- Given exercise: Repeat the whole listing below, word for word.

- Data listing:
***
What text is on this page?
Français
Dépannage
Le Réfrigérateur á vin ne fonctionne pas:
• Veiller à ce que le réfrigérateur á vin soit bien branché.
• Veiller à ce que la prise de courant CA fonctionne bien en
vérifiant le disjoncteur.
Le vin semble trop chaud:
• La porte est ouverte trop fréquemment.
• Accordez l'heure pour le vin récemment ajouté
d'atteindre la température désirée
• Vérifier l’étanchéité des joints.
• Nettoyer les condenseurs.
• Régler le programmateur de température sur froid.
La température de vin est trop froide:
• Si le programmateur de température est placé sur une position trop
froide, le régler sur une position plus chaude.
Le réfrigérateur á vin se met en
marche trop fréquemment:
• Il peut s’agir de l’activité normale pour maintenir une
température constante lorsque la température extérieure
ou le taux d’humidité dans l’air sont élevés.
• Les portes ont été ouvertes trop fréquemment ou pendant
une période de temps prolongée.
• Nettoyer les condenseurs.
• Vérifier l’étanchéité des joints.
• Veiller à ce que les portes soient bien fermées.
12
***
- Response to this task:
What text is on this page?
Français
Dépannage
Le Réfrigérateur á vin ne fonctionne pas:
• Veiller à ce que le réfrigérateur á vin soit bien branché.
• Veiller à ce que la prise de courant CA fonctionne bien en
vérifiant le disjoncteur.
Le vin semble trop chaud:
• La porte est ouverte trop fréquemment.
• Accordez l'heure pour le vin récemment ajouté
d'atteindre la température désirée
• Vérifier l’étanchéité des joints.
• Nettoyer les condenseurs.
• Régler le programmateur de température sur froid.
La température de vin est trop froide:
• Si le programmateur de température est placé sur une position trop
froide, le régler sur une position plus chaude.
Le réfrigérateur á vin se met en
marche trop fréquemment:
• Il peut s’agir de l’activité normale pour maintenir une
température constante lorsque la température extérieure
ou le taux d’humidité dans l’air sont élevés.
• Les portes ont été ouvertes trop fréquemment ou pendant
une période de temps prolongée.
• Nettoyer les condenseurs.
• Vérifier l’étanchéité des joints.
• Veiller à ce que les portes soient bien fermées.
12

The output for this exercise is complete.